— Directions —
[1] List every piece of legislation named in the court judgment, with the sections or regulation cited for each.
[2] Return the part of the court judgment that starts at the words "1 On 2 April" and ends after the words "of 60 km/hr.".

— Given text —
------------------------

Application for leave to appeal against conviction
Whether ground of appeal has reasonable prospect of success
Whether the Magistrate erred in finding that the applicant had exceeded the speed limit

Legislation:

Criminal Appeals Act 2004 (WA), s 9(2), s 40
Evidence Act 1906 (WA), s 32
Road Traffic Act 1974 (WA)
Road Traffic Administration Act 2008 (WA), s 117
Road Traffic Code 2000 (WA), reg 11(3)

Case References:

Cramphorn v Bailey [2014] WASCA 60
Obst v Morris [2008] WASC 156
R v Shalala [2007] VSCA 199; (2007) 176 a Crim R 183
Samuels v The State of Western Australia [2005] WASCA 193; (2005) 30 WAR 473
Stubley v The State of Western Australia [2011] HCA 7; (2011) 242 CLR 374
The State of Western Australia v Wood (2008) WASCA 81


JURISDICTION : SUPREME COURT OF WESTERN AUSTRALIA
    IN CRIMINAL
CITATION : RAHNOMA -v- MATTHEWS [2015] WASC 467 CORAM : PRITCHARD J HEARD : 19 NOVEMBER 2015 DELIVERED : 19 NOVEMBER 2015 FILE NO/S : SJA 1040 of 2015 BETWEEN : DARIUS RAHNOMA
    Appellant

    AND

    EMMA VICTORIA MATTHEWS
    Respondent

ON APPEAL FROM:

Jurisdiction : MAGISTRATES COURT OF WESTERN AUSTRALIA

Coram : MAGISTRATE G SMITH

File No : MO 372 of 2014


Catchwords:

Application for leave to appeal against conviction - Whether ground of appeal has reasonable prospect of success - Whether the Magistrate erred in finding that the applicant had exceeded the speed limit

Legislation:

Criminal Appeals Act 2004 (WA), s 9(2), s 40


Evidence Act 1906 (WA), s 32
Road Traffic Act 1974 (WA)
Road Traffic Administration Act 2008 (WA), s 117
Road Traffic Code 2000 (WA), reg 11(3)

Result:

Leave refused


Appeal dismissed

Category: B


Representation:

Counsel:


    Appellant : Ms A U Luktuke
    Respondent : Mr C M Beetham

Solicitors:

    Appellant : Butcher Paull & Calder
    Respondent : State Solicitor for Western Australia



Cases referred to in judgment:

Cramphorn v Bailey [2014] WASCA 60
Obst v Morris [2008] WASC 156
R v Shalala [2007] VSCA 199; (2007) 176 a Crim R 183
Samuels v The State of Western Australia [2005] WASCA 193; (2005) 30 WAR 473
Stubley v The State of Western Australia [2011] HCA 7; (2011) 242 CLR 374
The State of Western Australia v Wood (2008) WASCA 81

    PRITCHARD J:

    (This judgment was delivered extemporaneously on 19 November 2015 and has been edited from the transcript).


1 On 2 April 2015, Mr Rahnoma was convicted in the Magistrates Court at Moora of an offence against reg 11(3) of the Road Traffic Code 2000 (WA), namely that on 30 April 2014, he drove a car on Muchea South Road at a speed of 75 km/hr within a speed zone of 60 km/hr.

------------------------

— Provided information —

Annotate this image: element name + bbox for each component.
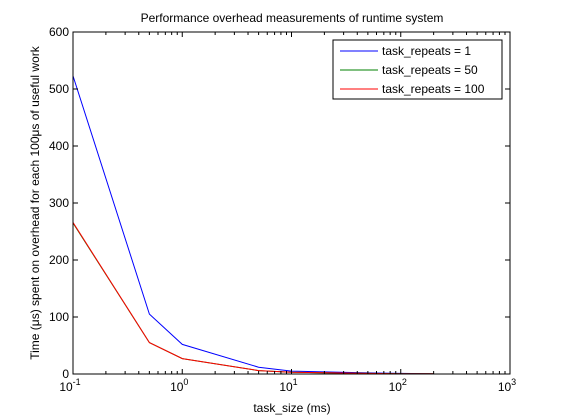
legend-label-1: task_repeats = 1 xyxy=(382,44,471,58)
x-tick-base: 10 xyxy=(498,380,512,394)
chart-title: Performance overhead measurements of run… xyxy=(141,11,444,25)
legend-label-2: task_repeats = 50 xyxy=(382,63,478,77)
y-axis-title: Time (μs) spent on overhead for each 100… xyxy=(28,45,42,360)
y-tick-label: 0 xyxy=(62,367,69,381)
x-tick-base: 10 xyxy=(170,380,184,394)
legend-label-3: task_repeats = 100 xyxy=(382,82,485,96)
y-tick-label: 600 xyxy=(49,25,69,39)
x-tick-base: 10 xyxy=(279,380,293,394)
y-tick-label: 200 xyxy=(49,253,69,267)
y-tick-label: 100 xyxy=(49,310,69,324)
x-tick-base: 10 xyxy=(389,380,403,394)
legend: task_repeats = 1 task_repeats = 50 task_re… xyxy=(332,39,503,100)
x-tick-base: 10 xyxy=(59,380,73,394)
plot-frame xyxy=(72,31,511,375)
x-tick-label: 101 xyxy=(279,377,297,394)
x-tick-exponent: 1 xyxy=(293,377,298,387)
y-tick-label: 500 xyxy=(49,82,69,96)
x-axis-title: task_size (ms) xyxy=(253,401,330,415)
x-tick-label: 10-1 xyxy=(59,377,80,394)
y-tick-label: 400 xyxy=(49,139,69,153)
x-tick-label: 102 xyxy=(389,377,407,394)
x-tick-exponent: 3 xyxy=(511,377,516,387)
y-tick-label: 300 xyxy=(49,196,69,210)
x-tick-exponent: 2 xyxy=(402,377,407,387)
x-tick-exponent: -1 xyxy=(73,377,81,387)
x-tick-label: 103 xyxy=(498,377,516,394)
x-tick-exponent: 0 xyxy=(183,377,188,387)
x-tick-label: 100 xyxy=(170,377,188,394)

------------------------

— Results in order —
[1]
- Criminal Appeals Act 2004 (WA), s 9(2), s 40
- Evidence Act 1906 (WA), s 32
- Road Traffic Act 1974 (WA)
- Road Traffic Administration Act 2008 (WA), s 117
- Road Traffic Code 2000 (WA), reg 11(3)

[2]
1 On 2 April 2015, Mr Rahnoma was convicted in the Magistrates Court at Moora of an offence against reg 11(3) of the Road Traffic Code 2000 (WA), namely that on 30 April 2014, he drove a car on Muchea South Road at a speed of 75 km/hr within a speed zone of 60 km/hr.